Exercise task: Set the following entries down again exactly, line by line.

▬▬▬▬▬▬▬▬▬▬

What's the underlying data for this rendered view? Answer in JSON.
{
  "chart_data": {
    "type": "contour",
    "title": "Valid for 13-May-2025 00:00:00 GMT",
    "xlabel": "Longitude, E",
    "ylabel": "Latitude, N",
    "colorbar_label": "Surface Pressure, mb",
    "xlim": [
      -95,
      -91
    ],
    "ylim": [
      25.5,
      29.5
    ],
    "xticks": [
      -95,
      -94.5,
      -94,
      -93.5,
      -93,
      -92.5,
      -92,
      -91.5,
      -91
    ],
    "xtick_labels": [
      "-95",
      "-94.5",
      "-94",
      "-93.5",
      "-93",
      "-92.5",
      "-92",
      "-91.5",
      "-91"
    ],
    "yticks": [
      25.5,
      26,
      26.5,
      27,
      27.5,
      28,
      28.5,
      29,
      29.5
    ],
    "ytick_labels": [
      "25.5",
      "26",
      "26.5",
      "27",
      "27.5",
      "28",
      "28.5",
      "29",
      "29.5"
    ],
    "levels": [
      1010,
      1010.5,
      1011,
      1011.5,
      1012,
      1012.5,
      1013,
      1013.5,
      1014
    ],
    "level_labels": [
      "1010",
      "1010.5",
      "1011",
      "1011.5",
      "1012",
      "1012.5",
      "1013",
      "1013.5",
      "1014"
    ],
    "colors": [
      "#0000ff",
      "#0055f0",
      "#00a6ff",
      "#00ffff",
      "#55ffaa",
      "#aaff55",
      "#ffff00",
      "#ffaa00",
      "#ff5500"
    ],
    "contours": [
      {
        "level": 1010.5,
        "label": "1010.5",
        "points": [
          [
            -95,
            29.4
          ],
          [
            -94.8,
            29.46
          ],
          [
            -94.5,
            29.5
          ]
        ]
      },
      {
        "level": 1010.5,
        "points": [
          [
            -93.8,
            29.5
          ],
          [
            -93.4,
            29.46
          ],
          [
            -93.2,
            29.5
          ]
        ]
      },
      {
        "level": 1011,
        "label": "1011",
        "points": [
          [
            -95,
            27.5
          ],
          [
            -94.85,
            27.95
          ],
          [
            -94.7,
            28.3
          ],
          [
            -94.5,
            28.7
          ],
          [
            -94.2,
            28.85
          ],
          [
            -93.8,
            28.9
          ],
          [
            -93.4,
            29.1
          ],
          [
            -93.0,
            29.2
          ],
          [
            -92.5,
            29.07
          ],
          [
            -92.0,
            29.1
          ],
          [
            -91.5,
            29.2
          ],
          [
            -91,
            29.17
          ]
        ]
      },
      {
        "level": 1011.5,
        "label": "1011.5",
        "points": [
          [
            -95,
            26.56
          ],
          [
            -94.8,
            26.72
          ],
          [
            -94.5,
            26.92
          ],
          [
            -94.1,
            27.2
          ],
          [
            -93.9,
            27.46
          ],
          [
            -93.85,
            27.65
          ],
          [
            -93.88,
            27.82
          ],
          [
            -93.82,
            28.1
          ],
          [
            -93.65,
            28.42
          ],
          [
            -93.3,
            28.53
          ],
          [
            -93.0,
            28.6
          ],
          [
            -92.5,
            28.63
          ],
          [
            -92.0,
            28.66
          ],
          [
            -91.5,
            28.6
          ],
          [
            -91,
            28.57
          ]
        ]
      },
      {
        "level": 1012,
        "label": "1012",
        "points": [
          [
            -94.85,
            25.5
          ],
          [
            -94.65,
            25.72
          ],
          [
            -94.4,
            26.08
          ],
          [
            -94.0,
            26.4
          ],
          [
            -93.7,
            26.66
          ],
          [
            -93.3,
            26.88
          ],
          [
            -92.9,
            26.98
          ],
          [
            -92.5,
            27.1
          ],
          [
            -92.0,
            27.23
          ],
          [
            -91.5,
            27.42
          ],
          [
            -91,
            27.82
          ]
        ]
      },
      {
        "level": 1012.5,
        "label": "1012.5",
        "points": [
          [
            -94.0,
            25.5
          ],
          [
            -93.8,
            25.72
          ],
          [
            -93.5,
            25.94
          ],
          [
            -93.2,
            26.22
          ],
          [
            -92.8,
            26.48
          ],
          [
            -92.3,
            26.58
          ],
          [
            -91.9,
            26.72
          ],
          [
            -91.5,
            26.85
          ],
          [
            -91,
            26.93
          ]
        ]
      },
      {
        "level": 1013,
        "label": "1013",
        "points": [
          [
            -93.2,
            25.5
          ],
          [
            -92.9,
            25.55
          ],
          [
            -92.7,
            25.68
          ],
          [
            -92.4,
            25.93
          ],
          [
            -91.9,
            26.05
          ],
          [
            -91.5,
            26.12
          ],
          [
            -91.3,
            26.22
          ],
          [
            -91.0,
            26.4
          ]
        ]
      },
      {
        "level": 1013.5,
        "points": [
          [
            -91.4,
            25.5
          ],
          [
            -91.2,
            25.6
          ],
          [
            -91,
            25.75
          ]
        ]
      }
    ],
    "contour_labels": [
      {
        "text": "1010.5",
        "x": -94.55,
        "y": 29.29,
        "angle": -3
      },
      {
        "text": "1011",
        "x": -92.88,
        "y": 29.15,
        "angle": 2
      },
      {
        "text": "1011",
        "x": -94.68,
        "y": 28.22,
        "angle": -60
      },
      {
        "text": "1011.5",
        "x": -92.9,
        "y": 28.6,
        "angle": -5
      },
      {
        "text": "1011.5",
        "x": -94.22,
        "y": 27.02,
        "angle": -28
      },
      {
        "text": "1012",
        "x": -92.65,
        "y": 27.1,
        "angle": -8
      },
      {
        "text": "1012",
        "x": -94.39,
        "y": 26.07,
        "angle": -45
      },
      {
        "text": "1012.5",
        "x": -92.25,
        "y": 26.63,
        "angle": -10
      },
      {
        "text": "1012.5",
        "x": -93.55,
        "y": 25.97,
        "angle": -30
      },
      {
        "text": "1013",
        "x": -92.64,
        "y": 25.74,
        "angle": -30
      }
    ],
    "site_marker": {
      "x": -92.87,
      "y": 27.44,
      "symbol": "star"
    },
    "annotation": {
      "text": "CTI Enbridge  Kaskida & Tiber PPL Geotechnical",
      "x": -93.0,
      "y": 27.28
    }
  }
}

▬▬▬▬▬▬▬▬▬▬

In response:
What's the underlying data for this rendered view? Answer in JSON.
{
  "chart_data": {
    "type": "contour",
    "title": "Valid for 13-May-2025 00:00:00 GMT",
    "xlabel": "Longitude, E",
    "ylabel": "Latitude, N",
    "colorbar_label": "Surface Pressure, mb",
    "xlim": [
      -95,
      -91
    ],
    "ylim": [
      25.5,
      29.5
    ],
    "xticks": [
      -95,
      -94.5,
      -94,
      -93.5,
      -93,
      -92.5,
      -92,
      -91.5,
      -91
    ],
    "xtick_labels": [
      "-95",
      "-94.5",
      "-94",
      "-93.5",
      "-93",
      "-92.5",
      "-92",
      "-91.5",
      "-91"
    ],
    "yticks": [
      25.5,
      26,
      26.5,
      27,
      27.5,
      28,
      28.5,
      29,
      29.5
    ],
    "ytick_labels": [
      "25.5",
      "26",
      "26.5",
      "27",
      "27.5",
      "28",
      "28.5",
      "29",
      "29.5"
    ],
    "levels": [
      1010,
      1010.5,
      1011,
      1011.5,
      1012,
      1012.5,
      1013,
      1013.5,
      1014
    ],
    "level_labels": [
      "1010",
      "1010.5",
      "1011",
      "1011.5",
      "1012",
      "1012.5",
      "1013",
      "1013.5",
      "1014"
    ],
    "colors": [
      "#0000ff",
      "#0055f0",
      "#00a6ff",
      "#00ffff",
      "#55ffaa",
      "#aaff55",
      "#ffff00",
      "#ffaa00",
      "#ff5500"
    ],
    "contours": [
      {
        "level": 1010.5,
        "label": "1010.5",
        "points": [
          [
            -95,
            29.4
          ],
          [
            -94.8,
            29.46
          ],
          [
            -94.5,
            29.5
          ]
        ]
      },
      {
        "level": 1010.5,
        "points": [
          [
            -93.8,
            29.5
          ],
          [
            -93.4,
            29.46
          ],
          [
            -93.2,
            29.5
          ]
        ]
      },
      {
        "level": 1011,
        "label": "1011",
        "points": [
          [
            -95,
            27.5
          ],
          [
            -94.85,
            27.95
          ],
          [
            -94.7,
            28.3
          ],
          [
            -94.5,
            28.7
          ],
          [
            -94.2,
            28.85
          ],
          [
            -93.8,
            28.9
          ],
          [
            -93.4,
            29.1
          ],
          [
            -93.0,
            29.2
          ],
          [
            -92.5,
            29.07
          ],
          [
            -92.0,
            29.1
          ],
          [
            -91.5,
            29.2
          ],
          [
            -91,
            29.17
          ]
        ]
      },
      {
        "level": 1011.5,
        "label": "1011.5",
        "points": [
          [
            -95,
            26.56
          ],
          [
            -94.8,
            26.72
          ],
          [
            -94.5,
            26.92
          ],
          [
            -94.1,
            27.2
          ],
          [
            -93.9,
            27.46
          ],
          [
            -93.85,
            27.65
          ],
          [
            -93.88,
            27.82
          ],
          [
            -93.82,
            28.1
          ],
          [
            -93.65,
            28.42
          ],
          [
            -93.3,
            28.53
          ],
          [
            -93.0,
            28.6
          ],
          [
            -92.5,
            28.63
          ],
          [
            -92.0,
            28.66
          ],
          [
            -91.5,
            28.6
          ],
          [
            -91,
            28.57
          ]
        ]
      },
      {
        "level": 1012,
        "label": "1012",
        "points": [
          [
            -94.85,
            25.5
          ],
          [
            -94.65,
            25.72
          ],
          [
            -94.4,
            26.08
          ],
          [
            -94.0,
            26.4
          ],
          [
            -93.7,
            26.66
          ],
          [
            -93.3,
            26.88
          ],
          [
            -92.9,
            26.98
          ],
          [
            -92.5,
            27.1
          ],
          [
            -92.0,
            27.23
          ],
          [
            -91.5,
            27.42
          ],
          [
            -91,
            27.82
          ]
        ]
      },
      {
        "level": 1012.5,
        "label": "1012.5",
        "points": [
          [
            -94.0,
            25.5
          ],
          [
            -93.8,
            25.72
          ],
          [
            -93.5,
            25.94
          ],
          [
            -93.2,
            26.22
          ],
          [
            -92.8,
            26.48
          ],
          [
            -92.3,
            26.58
          ],
          [
            -91.9,
            26.72
          ],
          [
            -91.5,
            26.85
          ],
          [
            -91,
            26.93
          ]
        ]
      },
      {
        "level": 1013,
        "label": "1013",
        "points": [
          [
            -93.2,
            25.5
          ],
          [
            -92.9,
            25.55
          ],
          [
            -92.7,
            25.68
          ],
          [
            -92.4,
            25.93
          ],
          [
            -91.9,
            26.05
          ],
          [
            -91.5,
            26.12
          ],
          [
            -91.3,
            26.22
          ],
          [
            -91.0,
            26.4
          ]
        ]
      },
      {
        "level": 1013.5,
        "points": [
          [
            -91.4,
            25.5
          ],
          [
            -91.2,
            25.6
          ],
          [
            -91,
            25.75
          ]
        ]
      }
    ],
    "contour_labels": [
      {
        "text": "1010.5",
        "x": -94.55,
        "y": 29.29,
        "angle": -3
      },
      {
        "text": "1011",
        "x": -92.88,
        "y": 29.15,
        "angle": 2
      },
      {
        "text": "1011",
        "x": -94.68,
        "y": 28.22,
        "angle": -60
      },
      {
        "text": "1011.5",
        "x": -92.9,
        "y": 28.6,
        "angle": -5
      },
      {
        "text": "1011.5",
        "x": -94.22,
        "y": 27.02,
        "angle": -28
      },
      {
        "text": "1012",
        "x": -92.65,
        "y": 27.1,
        "angle": -8
      },
      {
        "text": "1012",
        "x": -94.39,
        "y": 26.07,
        "angle": -45
      },
      {
        "text": "1012.5",
        "x": -92.25,
        "y": 26.63,
        "angle": -10
      },
      {
        "text": "1012.5",
        "x": -93.55,
        "y": 25.97,
        "angle": -30
      },
      {
        "text": "1013",
        "x": -92.64,
        "y": 25.74,
        "angle": -30
      }
    ],
    "site_marker": {
      "x": -92.87,
      "y": 27.44,
      "symbol": "star"
    },
    "annotation": {
      "text": "CTI Enbridge  Kaskida & Tiber PPL Geotechnical",
      "x": -93.0,
      "y": 27.28
    }
  }
}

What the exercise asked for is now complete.